[Dataset excerpts]
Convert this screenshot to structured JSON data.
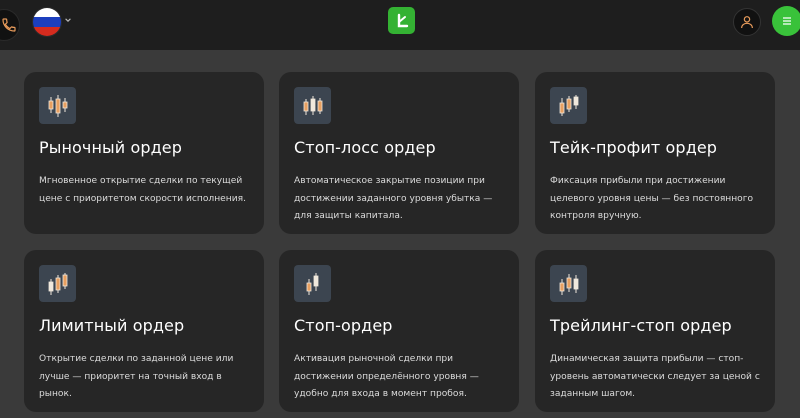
{
  "header": {
    "phone_icon": "phone-icon",
    "flag_icon": "russia-flag-icon",
    "flag_colors": [
      "#ffffff",
      "#1c3fbe",
      "#d52b1e"
    ],
    "logo_icon": "app-logo-icon",
    "logo_color": "#34b233",
    "profile_icon": "user-icon",
    "menu_icon": "menu-icon",
    "accent": "#39c23a"
  },
  "cards": [
    {
      "icon": "candlestick-icon",
      "title": "Рыночный ордер",
      "desc": "Мгновенное открытие сделки по текущей цене с приоритетом скорости исполнения."
    },
    {
      "icon": "candlestick-icon",
      "title": "Стоп-лосс ордер",
      "desc": "Автоматическое закрытие позиции при достижении заданного уровня убытка — для защиты капитала."
    },
    {
      "icon": "candlestick-icon",
      "title": "Тейк-профит ордер",
      "desc": "Фиксация прибыли при достижении целевого уровня цены — без постоянного контроля вручную."
    },
    {
      "icon": "candlestick-icon",
      "title": "Лимитный ордер",
      "desc": "Открытие сделки по заданной цене или лучше — приоритет на точный вход в рынок."
    },
    {
      "icon": "candlestick-icon",
      "title": "Стоп-ордер",
      "desc": "Активация рыночной сделки при достижении определённого уровня — удобно для входа в момент пробоя."
    },
    {
      "icon": "candlestick-icon",
      "title": "Трейлинг-стоп ордер",
      "desc": "Динамическая защита прибыли — стоп-уровень автоматически следует за ценой с заданным шагом."
    }
  ]
}
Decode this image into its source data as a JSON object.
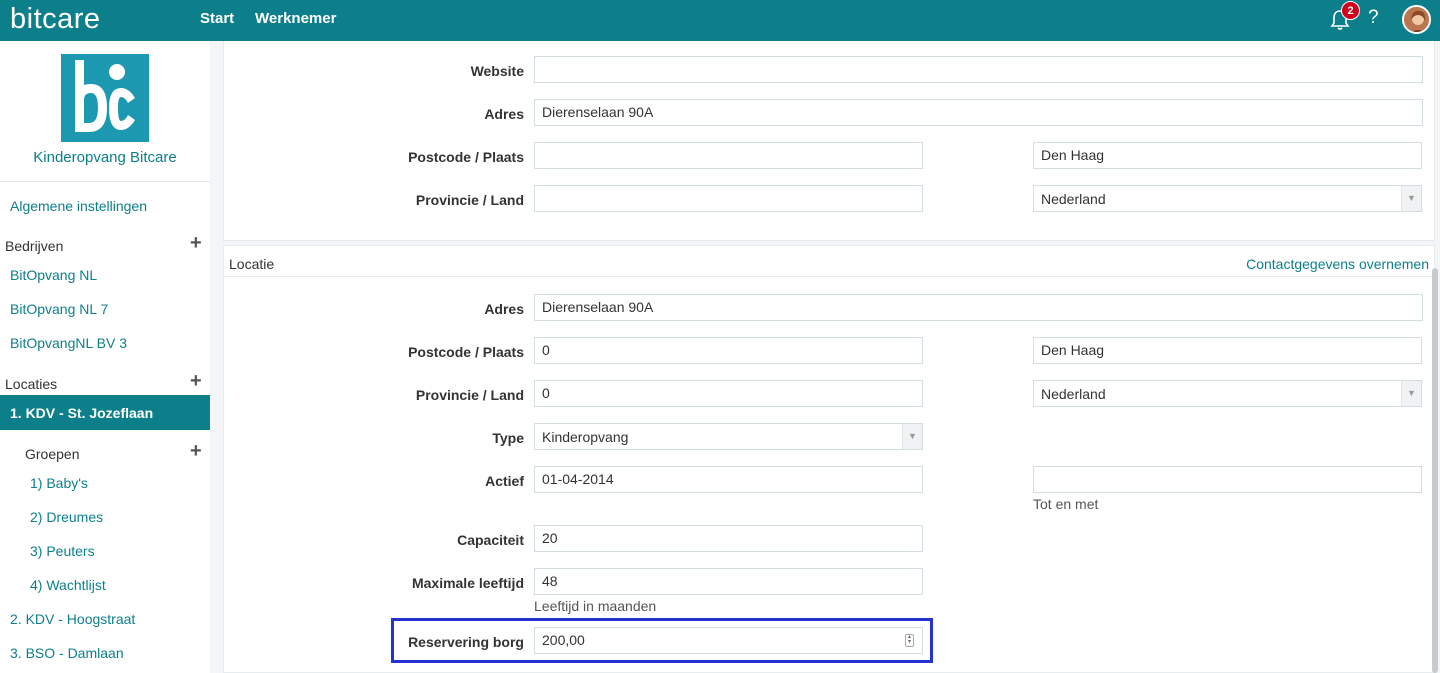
{
  "topbar": {
    "brand": "bitcare",
    "nav": [
      "Start",
      "Werknemer"
    ],
    "notification_count": "2",
    "help_label": "?"
  },
  "sidebar": {
    "company_name": "Kinderopvang Bitcare",
    "general_settings": "Algemene instellingen",
    "companies_heading": "Bedrijven",
    "companies": [
      "BitOpvang NL",
      "BitOpvang NL 7",
      "BitOpvangNL BV 3"
    ],
    "locations_heading": "Locaties",
    "active_location": "1. KDV - St. Jozeflaan",
    "groups_heading": "Groepen",
    "groups": [
      "1) Baby's",
      "2) Dreumes",
      "3) Peuters",
      "4) Wachtlijst"
    ],
    "other_locations": [
      "2. KDV - Hoogstraat",
      "3. BSO - Damlaan"
    ]
  },
  "company_contact": {
    "website_label": "Website",
    "website_value": "",
    "address_label": "Adres",
    "address_value": "Dierenselaan 90A",
    "postcode_label": "Postcode / Plaats",
    "postcode_value": "",
    "city_value": "Den Haag",
    "province_label": "Provincie / Land",
    "province_value": "",
    "country_value": "Nederland"
  },
  "location": {
    "title": "Locatie",
    "copy_contact_link": "Contactgegevens overnemen",
    "address_label": "Adres",
    "address_value": "Dierenselaan 90A",
    "postcode_label": "Postcode / Plaats",
    "postcode_value": "0",
    "city_value": "Den Haag",
    "province_label": "Provincie / Land",
    "province_value": "0",
    "country_value": "Nederland",
    "type_label": "Type",
    "type_value": "Kinderopvang",
    "active_label": "Actief",
    "active_from": "01-04-2014",
    "active_to": "",
    "active_to_hint": "Tot en met",
    "capacity_label": "Capaciteit",
    "capacity_value": "20",
    "max_age_label": "Maximale leeftijd",
    "max_age_value": "48",
    "max_age_hint": "Leeftijd in maanden",
    "deposit_label": "Reservering borg",
    "deposit_value": "200,00"
  },
  "colors": {
    "primary": "#0d7f8b",
    "badge": "#d0021b",
    "highlight": "#2432d3"
  }
}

## Goal
Can the entries above be repeated exactly, without their pictures?

## Final result
Convert this screenshot to structured JSON data.
{
  "header": {
    "phone_icon": "phone-icon",
    "flag_icon": "russia-flag-icon",
    "flag_colors": [
      "#ffffff",
      "#1c3fbe",
      "#d52b1e"
    ],
    "logo_icon": "app-logo-icon",
    "logo_color": "#34b233",
    "profile_icon": "user-icon",
    "menu_icon": "menu-icon",
    "accent": "#39c23a"
  },
  "cards": [
    {
      "icon": "candlestick-icon",
      "title": "Рыночный ордер",
      "desc": "Мгновенное открытие сделки по текущей цене с приоритетом скорости исполнения."
    },
    {
      "icon": "candlestick-icon",
      "title": "Стоп-лосс ордер",
      "desc": "Автоматическое закрытие позиции при достижении заданного уровня убытка — для защиты капитала."
    },
    {
      "icon": "candlestick-icon",
      "title": "Тейк-профит ордер",
      "desc": "Фиксация прибыли при достижении целевого уровня цены — без постоянного контроля вручную."
    },
    {
      "icon": "candlestick-icon",
      "title": "Лимитный ордер",
      "desc": "Открытие сделки по заданной цене или лучше — приоритет на точный вход в рынок."
    },
    {
      "icon": "candlestick-icon",
      "title": "Стоп-ордер",
      "desc": "Активация рыночной сделки при достижении определённого уровня — удобно для входа в момент пробоя."
    },
    {
      "icon": "candlestick-icon",
      "title": "Трейлинг-стоп ордер",
      "desc": "Динамическая защита прибыли — стоп-уровень автоматически следует за ценой с заданным шагом."
    }
  ]
}
Decode this image into its source data as a JSON object.
{
  "topbar": {
    "brand": "bitcare",
    "nav": [
      "Start",
      "Werknemer"
    ],
    "notification_count": "2",
    "help_label": "?"
  },
  "sidebar": {
    "company_name": "Kinderopvang Bitcare",
    "general_settings": "Algemene instellingen",
    "companies_heading": "Bedrijven",
    "companies": [
      "BitOpvang NL",
      "BitOpvang NL 7",
      "BitOpvangNL BV 3"
    ],
    "locations_heading": "Locaties",
    "active_location": "1. KDV - St. Jozeflaan",
    "groups_heading": "Groepen",
    "groups": [
      "1) Baby's",
      "2) Dreumes",
      "3) Peuters",
      "4) Wachtlijst"
    ],
    "other_locations": [
      "2. KDV - Hoogstraat",
      "3. BSO - Damlaan"
    ]
  },
  "company_contact": {
    "website_label": "Website",
    "website_value": "",
    "address_label": "Adres",
    "address_value": "Dierenselaan 90A",
    "postcode_label": "Postcode / Plaats",
    "postcode_value": "",
    "city_value": "Den Haag",
    "province_label": "Provincie / Land",
    "province_value": "",
    "country_value": "Nederland"
  },
  "location": {
    "title": "Locatie",
    "copy_contact_link": "Contactgegevens overnemen",
    "address_label": "Adres",
    "address_value": "Dierenselaan 90A",
    "postcode_label": "Postcode / Plaats",
    "postcode_value": "0",
    "city_value": "Den Haag",
    "province_label": "Provincie / Land",
    "province_value": "0",
    "country_value": "Nederland",
    "type_label": "Type",
    "type_value": "Kinderopvang",
    "active_label": "Actief",
    "active_from": "01-04-2014",
    "active_to": "",
    "active_to_hint": "Tot en met",
    "capacity_label": "Capaciteit",
    "capacity_value": "20",
    "max_age_label": "Maximale leeftijd",
    "max_age_value": "48",
    "max_age_hint": "Leeftijd in maanden",
    "deposit_label": "Reservering borg",
    "deposit_value": "200,00"
  },
  "colors": {
    "primary": "#0d7f8b",
    "badge": "#d0021b",
    "highlight": "#2432d3"
  }
}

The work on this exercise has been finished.